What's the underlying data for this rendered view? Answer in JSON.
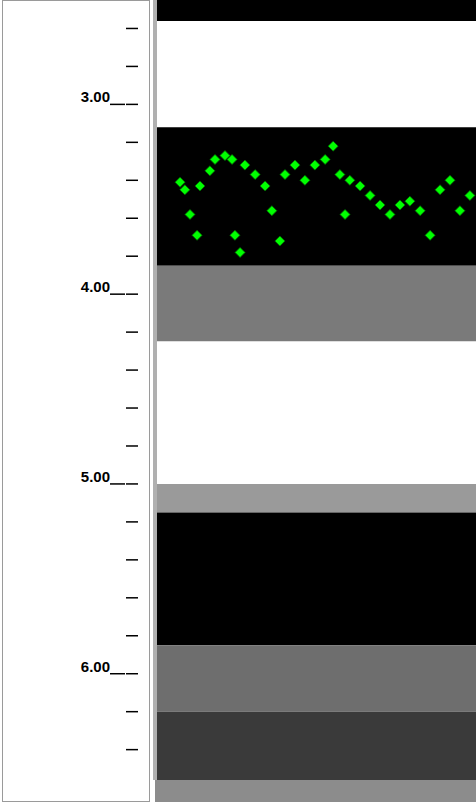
{
  "chart_data": {
    "type": "scatter",
    "tick_labels": "y",
    "marker": "diamond",
    "color": "#00ff00",
    "xlim": [
      0,
      100
    ],
    "ylim": [
      2.45,
      6.56
    ],
    "yticks": [
      {
        "value": 3,
        "label": "3.00"
      },
      {
        "value": 4,
        "label": "4.00"
      },
      {
        "value": 5,
        "label": "5.00"
      },
      {
        "value": 6,
        "label": "6.00"
      }
    ],
    "minor_yticks": [
      2.6,
      2.8,
      3.2,
      3.4,
      3.6,
      3.8,
      4.2,
      4.4,
      4.6,
      4.8,
      5.2,
      5.4,
      5.6,
      5.8,
      6.2,
      6.4
    ],
    "bands": [
      {
        "from": 2.45,
        "to": 2.56,
        "color": "#000000"
      },
      {
        "from": 2.56,
        "to": 3.12,
        "color": "#ffffff"
      },
      {
        "from": 3.12,
        "to": 3.85,
        "color": "#000000"
      },
      {
        "from": 3.85,
        "to": 4.25,
        "color": "#7a7a7a"
      },
      {
        "from": 4.25,
        "to": 5.0,
        "color": "#ffffff"
      },
      {
        "from": 5.0,
        "to": 5.15,
        "color": "#9a9a9a"
      },
      {
        "from": 5.15,
        "to": 5.85,
        "color": "#000000"
      },
      {
        "from": 5.85,
        "to": 6.2,
        "color": "#6e6e6e"
      },
      {
        "from": 6.2,
        "to": 6.56,
        "color": "#3a3a3a"
      }
    ],
    "x": [
      7.8,
      9.3,
      10.9,
      13.1,
      14.0,
      17.1,
      18.7,
      21.8,
      24.0,
      24.9,
      26.5,
      28.0,
      31.2,
      34.3,
      36.4,
      38.9,
      40.5,
      43.6,
      46.7,
      49.8,
      53.0,
      55.5,
      57.6,
      59.2,
      60.7,
      63.9,
      67.0,
      70.1,
      73.2,
      76.3,
      79.4,
      82.6,
      85.7,
      88.8,
      91.9,
      95.0,
      98.1
    ],
    "values": [
      3.41,
      3.45,
      3.58,
      3.69,
      3.43,
      3.35,
      3.29,
      3.27,
      3.29,
      3.69,
      3.78,
      3.32,
      3.37,
      3.43,
      3.56,
      3.72,
      3.37,
      3.32,
      3.4,
      3.32,
      3.29,
      3.22,
      3.37,
      3.58,
      3.4,
      3.43,
      3.48,
      3.53,
      3.58,
      3.53,
      3.51,
      3.56,
      3.69,
      3.45,
      3.4,
      3.56,
      3.48
    ]
  }
}
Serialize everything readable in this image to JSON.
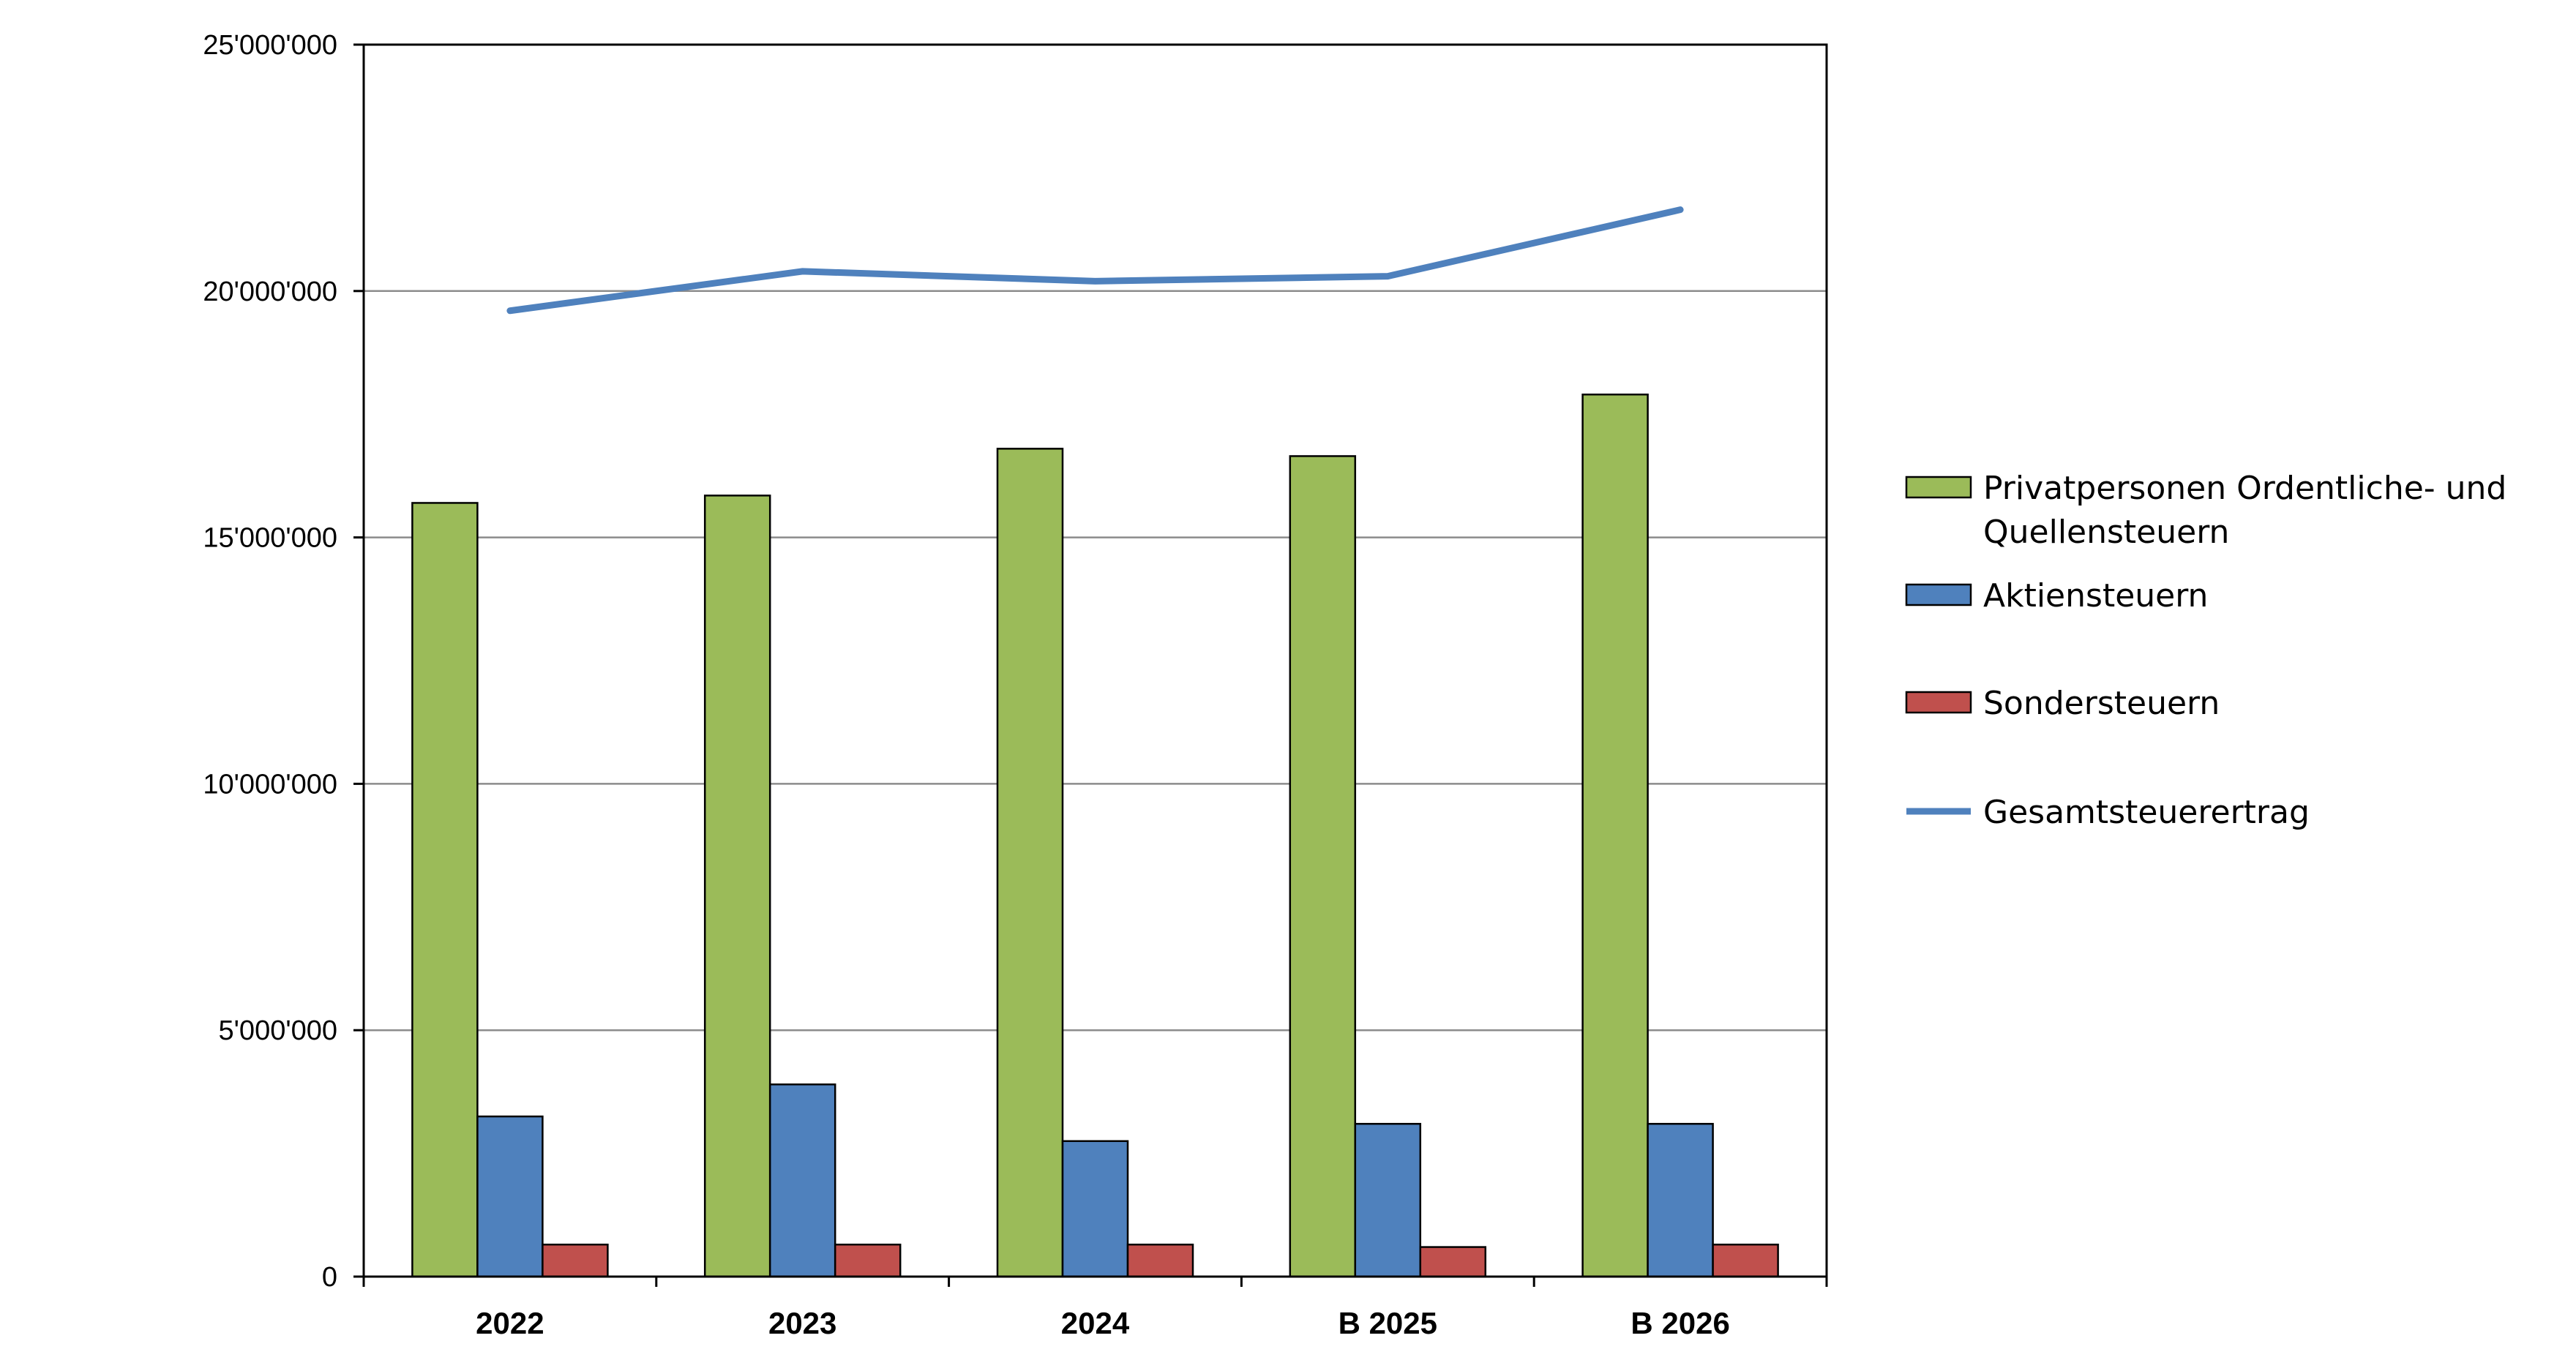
{
  "chart_data": {
    "type": "bar",
    "title": "",
    "xlabel": "",
    "ylabel": "",
    "categories": [
      "2022",
      "2023",
      "2024",
      "B 2025",
      "B 2026"
    ],
    "ylim": [
      0,
      25000000
    ],
    "yticks": [
      0,
      5000000,
      10000000,
      15000000,
      20000000,
      25000000
    ],
    "ytick_labels": [
      "0",
      "5'000'000",
      "10'000'000",
      "15'000'000",
      "20'000'000",
      "25'000'000"
    ],
    "grid": true,
    "legend_position": "right",
    "series": [
      {
        "name_lines": [
          "Privatpersonen Ordentliche- und",
          "Quellensteuern"
        ],
        "kind": "bar",
        "color": "#9BBB59",
        "values": [
          15700000,
          15850000,
          16800000,
          16650000,
          17900000
        ]
      },
      {
        "name_lines": [
          "Aktiensteuern"
        ],
        "kind": "bar",
        "color": "#4F81BD",
        "values": [
          3250000,
          3900000,
          2750000,
          3100000,
          3100000
        ]
      },
      {
        "name_lines": [
          "Sondersteuern"
        ],
        "kind": "bar",
        "color": "#C0504D",
        "values": [
          650000,
          650000,
          650000,
          600000,
          650000
        ]
      },
      {
        "name_lines": [
          "Gesamtsteuerertrag"
        ],
        "kind": "line",
        "color": "#4F81BD",
        "values": [
          19600000,
          20400000,
          20200000,
          20300000,
          21650000
        ]
      }
    ]
  }
}
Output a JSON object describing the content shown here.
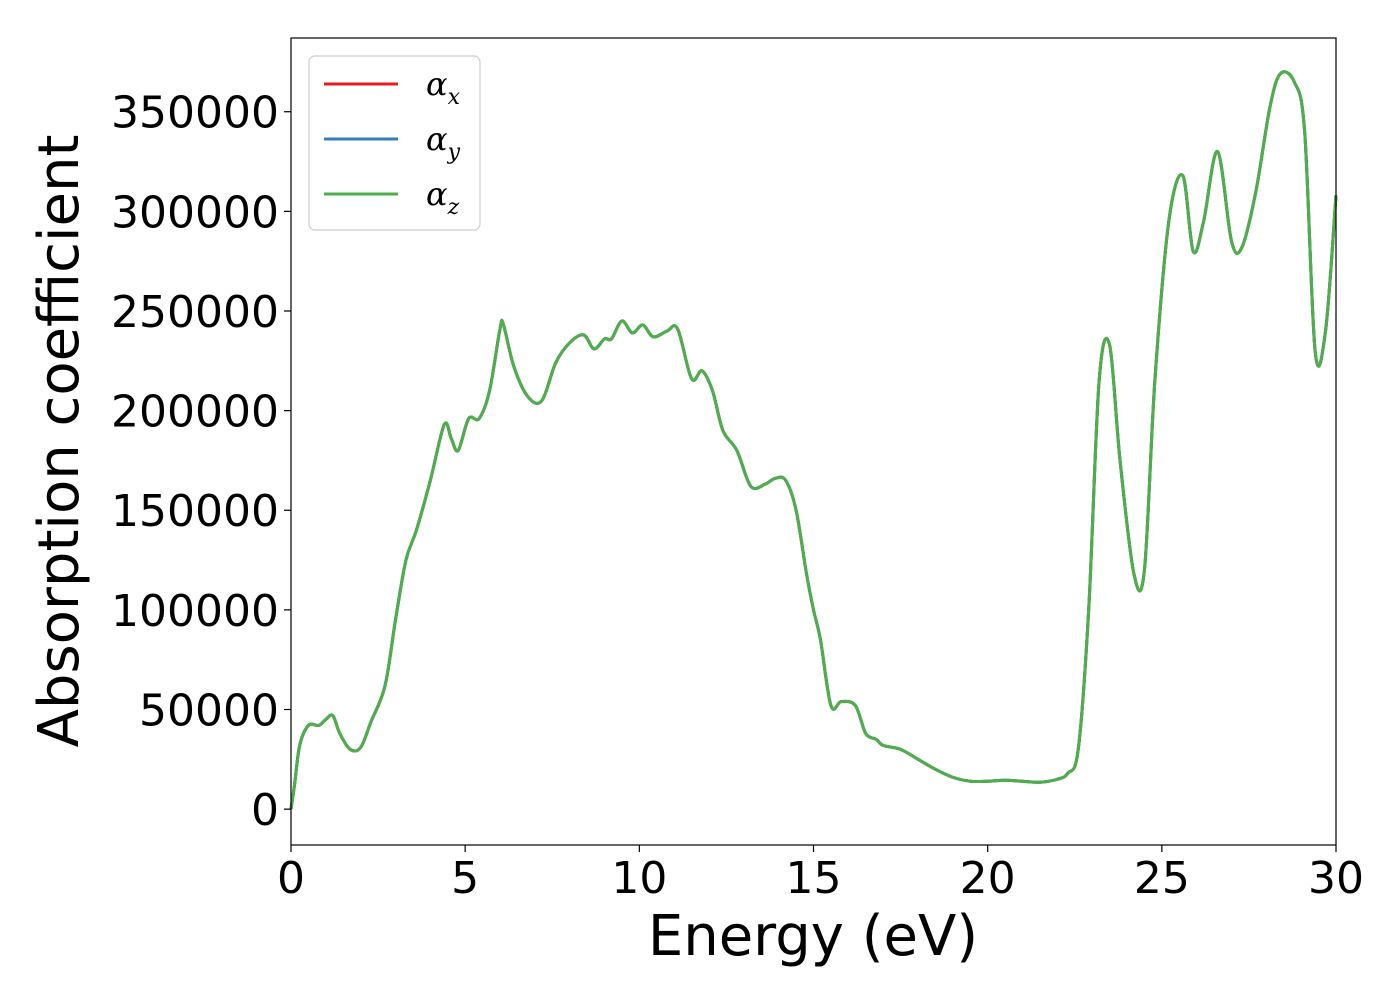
{
  "chart_data": {
    "type": "line",
    "xlabel": "Energy (eV)",
    "ylabel": "Absorption coefficient",
    "xlim": [
      0,
      30
    ],
    "ylim": [
      -18000,
      387000
    ],
    "xticks": [
      0,
      5,
      10,
      15,
      20,
      25,
      30
    ],
    "yticks": [
      0,
      50000,
      100000,
      150000,
      200000,
      250000,
      300000,
      350000
    ],
    "xtick_labels": [
      "0",
      "5",
      "10",
      "15",
      "20",
      "25",
      "30"
    ],
    "ytick_labels": [
      "0",
      "50000",
      "100000",
      "150000",
      "200000",
      "250000",
      "300000",
      "350000"
    ],
    "grid": false,
    "legend_position": "top-left",
    "series": [
      {
        "name": "α_x",
        "symbol": "α",
        "subscript": "x",
        "color": "#e41a1c",
        "x": [
          0,
          0.1,
          0.25,
          0.5,
          0.8,
          1.0,
          1.2,
          1.4,
          1.7,
          2.0,
          2.3,
          2.7,
          3.0,
          3.3,
          3.6,
          4.0,
          4.4,
          4.6,
          4.8,
          5.1,
          5.4,
          5.7,
          6.0,
          6.1,
          6.4,
          6.8,
          7.2,
          7.6,
          8.0,
          8.4,
          8.7,
          9.0,
          9.2,
          9.5,
          9.8,
          10.1,
          10.4,
          10.8,
          11.1,
          11.5,
          11.8,
          12.1,
          12.4,
          12.8,
          13.2,
          13.6,
          13.9,
          14.2,
          14.5,
          14.8,
          15.0,
          15.2,
          15.5,
          15.8,
          16.2,
          16.5,
          16.8,
          17.0,
          17.5,
          18.0,
          18.5,
          19.0,
          19.5,
          20.0,
          20.5,
          21.0,
          21.5,
          22.0,
          22.3,
          22.6,
          22.9,
          23.2,
          23.5,
          23.8,
          24.2,
          24.5,
          24.8,
          25.2,
          25.6,
          25.9,
          26.2,
          26.6,
          27.0,
          27.3,
          27.7,
          28.1,
          28.4,
          28.8,
          29.1,
          29.4,
          29.7,
          30.0
        ],
        "y": [
          0,
          12000,
          32000,
          42000,
          42000,
          45000,
          47000,
          38000,
          30000,
          31000,
          44000,
          62000,
          95000,
          125000,
          140000,
          165000,
          193000,
          186000,
          180000,
          196000,
          196000,
          210000,
          241000,
          243000,
          222000,
          207000,
          205000,
          224000,
          234000,
          238000,
          231000,
          236000,
          236000,
          245000,
          239000,
          243000,
          237000,
          240000,
          241000,
          216000,
          220000,
          210000,
          190000,
          180000,
          162000,
          163000,
          166000,
          165000,
          150000,
          118000,
          100000,
          85000,
          52000,
          54000,
          52000,
          38000,
          35000,
          32000,
          30000,
          25000,
          20000,
          16000,
          14000,
          14000,
          14500,
          14000,
          13500,
          15000,
          18000,
          30000,
          100000,
          215000,
          233000,
          175000,
          118000,
          120000,
          215000,
          295000,
          318000,
          280000,
          295000,
          330000,
          285000,
          282000,
          310000,
          352000,
          369000,
          365000,
          340000,
          230000,
          240000,
          308000
        ]
      },
      {
        "name": "α_y",
        "symbol": "α",
        "subscript": "y",
        "color": "#377eb8",
        "x": [
          0,
          0.1,
          0.25,
          0.5,
          0.8,
          1.0,
          1.2,
          1.4,
          1.7,
          2.0,
          2.3,
          2.7,
          3.0,
          3.3,
          3.6,
          4.0,
          4.4,
          4.6,
          4.8,
          5.1,
          5.4,
          5.7,
          6.0,
          6.1,
          6.4,
          6.8,
          7.2,
          7.6,
          8.0,
          8.4,
          8.7,
          9.0,
          9.2,
          9.5,
          9.8,
          10.1,
          10.4,
          10.8,
          11.1,
          11.5,
          11.8,
          12.1,
          12.4,
          12.8,
          13.2,
          13.6,
          13.9,
          14.2,
          14.5,
          14.8,
          15.0,
          15.2,
          15.5,
          15.8,
          16.2,
          16.5,
          16.8,
          17.0,
          17.5,
          18.0,
          18.5,
          19.0,
          19.5,
          20.0,
          20.5,
          21.0,
          21.5,
          22.0,
          22.3,
          22.6,
          22.9,
          23.2,
          23.5,
          23.8,
          24.2,
          24.5,
          24.8,
          25.2,
          25.6,
          25.9,
          26.2,
          26.6,
          27.0,
          27.3,
          27.7,
          28.1,
          28.4,
          28.8,
          29.1,
          29.4,
          29.7,
          30.0
        ],
        "y": [
          0,
          12000,
          32000,
          42000,
          42000,
          45000,
          47000,
          38000,
          30000,
          31000,
          44000,
          62000,
          95000,
          125000,
          140000,
          165000,
          193000,
          186000,
          180000,
          196000,
          196000,
          210000,
          241000,
          243000,
          222000,
          207000,
          205000,
          224000,
          234000,
          238000,
          231000,
          236000,
          236000,
          245000,
          239000,
          243000,
          237000,
          240000,
          241000,
          216000,
          220000,
          210000,
          190000,
          180000,
          162000,
          163000,
          166000,
          165000,
          150000,
          118000,
          100000,
          85000,
          52000,
          54000,
          52000,
          38000,
          35000,
          32000,
          30000,
          25000,
          20000,
          16000,
          14000,
          14000,
          14500,
          14000,
          13500,
          15000,
          18000,
          30000,
          100000,
          215000,
          233000,
          175000,
          118000,
          120000,
          215000,
          295000,
          318000,
          280000,
          295000,
          330000,
          285000,
          282000,
          310000,
          352000,
          369000,
          365000,
          340000,
          230000,
          240000,
          308000
        ]
      },
      {
        "name": "α_z",
        "symbol": "α",
        "subscript": "z",
        "color": "#4daf4a",
        "x": [
          0,
          0.1,
          0.25,
          0.5,
          0.8,
          1.0,
          1.2,
          1.4,
          1.7,
          2.0,
          2.3,
          2.7,
          3.0,
          3.3,
          3.6,
          4.0,
          4.4,
          4.6,
          4.8,
          5.1,
          5.4,
          5.7,
          6.0,
          6.1,
          6.4,
          6.8,
          7.2,
          7.6,
          8.0,
          8.4,
          8.7,
          9.0,
          9.2,
          9.5,
          9.8,
          10.1,
          10.4,
          10.8,
          11.1,
          11.5,
          11.8,
          12.1,
          12.4,
          12.8,
          13.2,
          13.6,
          13.9,
          14.2,
          14.5,
          14.8,
          15.0,
          15.2,
          15.5,
          15.8,
          16.2,
          16.5,
          16.8,
          17.0,
          17.5,
          18.0,
          18.5,
          19.0,
          19.5,
          20.0,
          20.5,
          21.0,
          21.5,
          22.0,
          22.3,
          22.6,
          22.9,
          23.2,
          23.5,
          23.8,
          24.2,
          24.5,
          24.8,
          25.2,
          25.6,
          25.9,
          26.2,
          26.6,
          27.0,
          27.3,
          27.7,
          28.1,
          28.4,
          28.8,
          29.1,
          29.4,
          29.7,
          30.0
        ],
        "y": [
          0,
          12000,
          32000,
          42000,
          42000,
          45000,
          47000,
          38000,
          30000,
          31000,
          44000,
          62000,
          95000,
          125000,
          140000,
          165000,
          193000,
          186000,
          180000,
          196000,
          196000,
          210000,
          241000,
          243000,
          222000,
          207000,
          205000,
          224000,
          234000,
          238000,
          231000,
          236000,
          236000,
          245000,
          239000,
          243000,
          237000,
          240000,
          241000,
          216000,
          220000,
          210000,
          190000,
          180000,
          162000,
          163000,
          166000,
          165000,
          150000,
          118000,
          100000,
          85000,
          52000,
          54000,
          52000,
          38000,
          35000,
          32000,
          30000,
          25000,
          20000,
          16000,
          14000,
          14000,
          14500,
          14000,
          13500,
          15000,
          18000,
          30000,
          100000,
          215000,
          233000,
          175000,
          118000,
          120000,
          215000,
          295000,
          318000,
          280000,
          295000,
          330000,
          285000,
          282000,
          310000,
          352000,
          369000,
          365000,
          340000,
          230000,
          240000,
          308000
        ]
      }
    ]
  }
}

________________

_Given request_
Give the count of lines in the listing above that include "this", with no other words.

_Response_
2